▶ **Problem**
Output every entry exactly, from the first line to the last.

-- Start --

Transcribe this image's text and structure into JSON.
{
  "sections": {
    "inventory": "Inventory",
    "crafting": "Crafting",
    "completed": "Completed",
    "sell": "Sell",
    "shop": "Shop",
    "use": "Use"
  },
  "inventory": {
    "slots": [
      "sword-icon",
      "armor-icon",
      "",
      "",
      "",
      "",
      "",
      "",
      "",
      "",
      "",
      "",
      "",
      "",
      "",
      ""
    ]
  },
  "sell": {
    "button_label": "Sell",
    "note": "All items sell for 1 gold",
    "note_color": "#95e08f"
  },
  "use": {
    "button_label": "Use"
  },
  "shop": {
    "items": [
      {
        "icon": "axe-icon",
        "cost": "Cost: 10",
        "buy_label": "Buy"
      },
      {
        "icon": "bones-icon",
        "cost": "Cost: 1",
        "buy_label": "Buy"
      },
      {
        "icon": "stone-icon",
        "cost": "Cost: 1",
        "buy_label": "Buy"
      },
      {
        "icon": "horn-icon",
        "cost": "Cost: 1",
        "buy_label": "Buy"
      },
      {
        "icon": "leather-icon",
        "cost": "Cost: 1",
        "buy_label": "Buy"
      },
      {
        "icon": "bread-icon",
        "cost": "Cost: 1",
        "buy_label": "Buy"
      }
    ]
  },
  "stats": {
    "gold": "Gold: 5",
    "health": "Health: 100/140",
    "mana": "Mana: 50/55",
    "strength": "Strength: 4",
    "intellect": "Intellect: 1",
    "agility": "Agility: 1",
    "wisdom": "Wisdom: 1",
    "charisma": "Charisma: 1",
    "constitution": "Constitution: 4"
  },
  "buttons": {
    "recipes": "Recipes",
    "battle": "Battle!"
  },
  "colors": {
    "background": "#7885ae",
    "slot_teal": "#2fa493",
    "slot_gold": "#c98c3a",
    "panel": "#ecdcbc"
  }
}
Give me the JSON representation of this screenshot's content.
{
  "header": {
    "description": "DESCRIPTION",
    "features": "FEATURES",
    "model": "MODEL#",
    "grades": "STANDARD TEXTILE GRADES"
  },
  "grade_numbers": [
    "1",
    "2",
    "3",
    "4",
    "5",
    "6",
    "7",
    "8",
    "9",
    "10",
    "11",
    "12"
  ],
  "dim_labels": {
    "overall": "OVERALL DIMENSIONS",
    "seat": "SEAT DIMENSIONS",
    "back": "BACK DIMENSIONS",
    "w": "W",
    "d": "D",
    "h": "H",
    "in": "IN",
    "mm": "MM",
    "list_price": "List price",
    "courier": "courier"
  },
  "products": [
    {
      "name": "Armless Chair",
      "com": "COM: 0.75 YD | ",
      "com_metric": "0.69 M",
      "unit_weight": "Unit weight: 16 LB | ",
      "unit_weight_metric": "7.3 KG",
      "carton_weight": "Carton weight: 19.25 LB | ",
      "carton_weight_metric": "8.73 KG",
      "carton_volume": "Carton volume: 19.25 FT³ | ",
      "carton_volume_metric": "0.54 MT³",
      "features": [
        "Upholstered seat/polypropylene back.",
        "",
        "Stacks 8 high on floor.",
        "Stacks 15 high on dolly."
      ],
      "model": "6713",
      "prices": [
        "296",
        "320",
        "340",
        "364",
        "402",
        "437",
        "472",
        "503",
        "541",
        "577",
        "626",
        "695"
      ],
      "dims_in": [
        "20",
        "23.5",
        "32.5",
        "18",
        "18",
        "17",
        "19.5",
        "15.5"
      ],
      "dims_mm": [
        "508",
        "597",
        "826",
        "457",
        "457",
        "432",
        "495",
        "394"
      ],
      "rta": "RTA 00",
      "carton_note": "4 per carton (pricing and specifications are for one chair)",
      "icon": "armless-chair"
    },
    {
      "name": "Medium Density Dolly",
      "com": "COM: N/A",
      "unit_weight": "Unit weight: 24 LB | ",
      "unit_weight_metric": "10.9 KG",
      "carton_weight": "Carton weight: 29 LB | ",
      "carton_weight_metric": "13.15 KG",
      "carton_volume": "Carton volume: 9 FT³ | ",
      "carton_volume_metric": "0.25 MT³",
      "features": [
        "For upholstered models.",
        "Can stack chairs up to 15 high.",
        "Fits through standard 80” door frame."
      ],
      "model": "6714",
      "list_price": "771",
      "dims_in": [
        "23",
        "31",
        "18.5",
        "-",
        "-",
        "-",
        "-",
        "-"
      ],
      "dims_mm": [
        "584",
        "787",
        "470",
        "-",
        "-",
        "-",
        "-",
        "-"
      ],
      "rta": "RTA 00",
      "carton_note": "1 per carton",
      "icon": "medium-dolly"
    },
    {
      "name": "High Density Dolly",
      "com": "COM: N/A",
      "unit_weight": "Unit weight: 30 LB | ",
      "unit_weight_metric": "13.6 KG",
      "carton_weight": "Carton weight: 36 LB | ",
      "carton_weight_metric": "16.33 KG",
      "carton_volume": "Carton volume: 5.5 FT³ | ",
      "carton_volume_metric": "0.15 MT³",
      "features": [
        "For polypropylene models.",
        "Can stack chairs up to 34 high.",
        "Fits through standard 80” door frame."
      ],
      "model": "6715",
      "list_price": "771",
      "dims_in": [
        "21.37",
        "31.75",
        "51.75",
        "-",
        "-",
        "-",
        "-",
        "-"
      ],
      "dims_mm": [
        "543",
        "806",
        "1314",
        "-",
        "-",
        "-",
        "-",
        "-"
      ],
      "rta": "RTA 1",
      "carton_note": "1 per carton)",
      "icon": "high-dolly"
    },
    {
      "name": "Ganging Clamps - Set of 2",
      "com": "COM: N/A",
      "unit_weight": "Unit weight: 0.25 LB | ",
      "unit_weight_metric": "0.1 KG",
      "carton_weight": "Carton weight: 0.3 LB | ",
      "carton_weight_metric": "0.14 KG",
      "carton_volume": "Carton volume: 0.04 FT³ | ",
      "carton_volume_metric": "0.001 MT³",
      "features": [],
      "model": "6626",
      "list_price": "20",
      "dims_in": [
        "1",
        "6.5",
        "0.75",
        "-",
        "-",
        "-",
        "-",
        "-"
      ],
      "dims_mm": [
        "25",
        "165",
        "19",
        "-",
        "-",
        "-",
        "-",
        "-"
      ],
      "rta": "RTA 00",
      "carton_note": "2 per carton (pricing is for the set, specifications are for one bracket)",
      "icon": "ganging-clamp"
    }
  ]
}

-- End --

▶ **Answer to the problem**
Transcribe this image's text and structure into JSON.
{
  "sections": {
    "inventory": "Inventory",
    "crafting": "Crafting",
    "completed": "Completed",
    "sell": "Sell",
    "shop": "Shop",
    "use": "Use"
  },
  "inventory": {
    "slots": [
      "sword-icon",
      "armor-icon",
      "",
      "",
      "",
      "",
      "",
      "",
      "",
      "",
      "",
      "",
      "",
      "",
      "",
      ""
    ]
  },
  "sell": {
    "button_label": "Sell",
    "note": "All items sell for 1 gold",
    "note_color": "#95e08f"
  },
  "use": {
    "button_label": "Use"
  },
  "shop": {
    "items": [
      {
        "icon": "axe-icon",
        "cost": "Cost: 10",
        "buy_label": "Buy"
      },
      {
        "icon": "bones-icon",
        "cost": "Cost: 1",
        "buy_label": "Buy"
      },
      {
        "icon": "stone-icon",
        "cost": "Cost: 1",
        "buy_label": "Buy"
      },
      {
        "icon": "horn-icon",
        "cost": "Cost: 1",
        "buy_label": "Buy"
      },
      {
        "icon": "leather-icon",
        "cost": "Cost: 1",
        "buy_label": "Buy"
      },
      {
        "icon": "bread-icon",
        "cost": "Cost: 1",
        "buy_label": "Buy"
      }
    ]
  },
  "stats": {
    "gold": "Gold: 5",
    "health": "Health: 100/140",
    "mana": "Mana: 50/55",
    "strength": "Strength: 4",
    "intellect": "Intellect: 1",
    "agility": "Agility: 1",
    "wisdom": "Wisdom: 1",
    "charisma": "Charisma: 1",
    "constitution": "Constitution: 4"
  },
  "buttons": {
    "recipes": "Recipes",
    "battle": "Battle!"
  },
  "colors": {
    "background": "#7885ae",
    "slot_teal": "#2fa493",
    "slot_gold": "#c98c3a",
    "panel": "#ecdcbc"
  }
}
Give me the JSON representation of this screenshot's content.
{
  "header": {
    "description": "DESCRIPTION",
    "features": "FEATURES",
    "model": "MODEL#",
    "grades": "STANDARD TEXTILE GRADES"
  },
  "grade_numbers": [
    "1",
    "2",
    "3",
    "4",
    "5",
    "6",
    "7",
    "8",
    "9",
    "10",
    "11",
    "12"
  ],
  "dim_labels": {
    "overall": "OVERALL DIMENSIONS",
    "seat": "SEAT DIMENSIONS",
    "back": "BACK DIMENSIONS",
    "w": "W",
    "d": "D",
    "h": "H",
    "in": "IN",
    "mm": "MM",
    "list_price": "List price",
    "courier": "courier"
  },
  "products": [
    {
      "name": "Armless Chair",
      "com": "COM: 0.75 YD | ",
      "com_metric": "0.69 M",
      "unit_weight": "Unit weight: 16 LB | ",
      "unit_weight_metric": "7.3 KG",
      "carton_weight": "Carton weight: 19.25 LB | ",
      "carton_weight_metric": "8.73 KG",
      "carton_volume": "Carton volume: 19.25 FT³ | ",
      "carton_volume_metric": "0.54 MT³",
      "features": [
        "Upholstered seat/polypropylene back.",
        "",
        "Stacks 8 high on floor.",
        "Stacks 15 high on dolly."
      ],
      "model": "6713",
      "prices": [
        "296",
        "320",
        "340",
        "364",
        "402",
        "437",
        "472",
        "503",
        "541",
        "577",
        "626",
        "695"
      ],
      "dims_in": [
        "20",
        "23.5",
        "32.5",
        "18",
        "18",
        "17",
        "19.5",
        "15.5"
      ],
      "dims_mm": [
        "508",
        "597",
        "826",
        "457",
        "457",
        "432",
        "495",
        "394"
      ],
      "rta": "RTA 00",
      "carton_note": "4 per carton (pricing and specifications are for one chair)",
      "icon": "armless-chair"
    },
    {
      "name": "Medium Density Dolly",
      "com": "COM: N/A",
      "unit_weight": "Unit weight: 24 LB | ",
      "unit_weight_metric": "10.9 KG",
      "carton_weight": "Carton weight: 29 LB | ",
      "carton_weight_metric": "13.15 KG",
      "carton_volume": "Carton volume: 9 FT³ | ",
      "carton_volume_metric": "0.25 MT³",
      "features": [
        "For upholstered models.",
        "Can stack chairs up to 15 high.",
        "Fits through standard 80” door frame."
      ],
      "model": "6714",
      "list_price": "771",
      "dims_in": [
        "23",
        "31",
        "18.5",
        "-",
        "-",
        "-",
        "-",
        "-"
      ],
      "dims_mm": [
        "584",
        "787",
        "470",
        "-",
        "-",
        "-",
        "-",
        "-"
      ],
      "rta": "RTA 00",
      "carton_note": "1 per carton",
      "icon": "medium-dolly"
    },
    {
      "name": "High Density Dolly",
      "com": "COM: N/A",
      "unit_weight": "Unit weight: 30 LB | ",
      "unit_weight_metric": "13.6 KG",
      "carton_weight": "Carton weight: 36 LB | ",
      "carton_weight_metric": "16.33 KG",
      "carton_volume": "Carton volume: 5.5 FT³ | ",
      "carton_volume_metric": "0.15 MT³",
      "features": [
        "For polypropylene models.",
        "Can stack chairs up to 34 high.",
        "Fits through standard 80” door frame."
      ],
      "model": "6715",
      "list_price": "771",
      "dims_in": [
        "21.37",
        "31.75",
        "51.75",
        "-",
        "-",
        "-",
        "-",
        "-"
      ],
      "dims_mm": [
        "543",
        "806",
        "1314",
        "-",
        "-",
        "-",
        "-",
        "-"
      ],
      "rta": "RTA 1",
      "carton_note": "1 per carton)",
      "icon": "high-dolly"
    },
    {
      "name": "Ganging Clamps - Set of 2",
      "com": "COM: N/A",
      "unit_weight": "Unit weight: 0.25 LB | ",
      "unit_weight_metric": "0.1 KG",
      "carton_weight": "Carton weight: 0.3 LB | ",
      "carton_weight_metric": "0.14 KG",
      "carton_volume": "Carton volume: 0.04 FT³ | ",
      "carton_volume_metric": "0.001 MT³",
      "features": [],
      "model": "6626",
      "list_price": "20",
      "dims_in": [
        "1",
        "6.5",
        "0.75",
        "-",
        "-",
        "-",
        "-",
        "-"
      ],
      "dims_mm": [
        "25",
        "165",
        "19",
        "-",
        "-",
        "-",
        "-",
        "-"
      ],
      "rta": "RTA 00",
      "carton_note": "2 per carton (pricing is for the set, specifications are for one bracket)",
      "icon": "ganging-clamp"
    }
  ]
}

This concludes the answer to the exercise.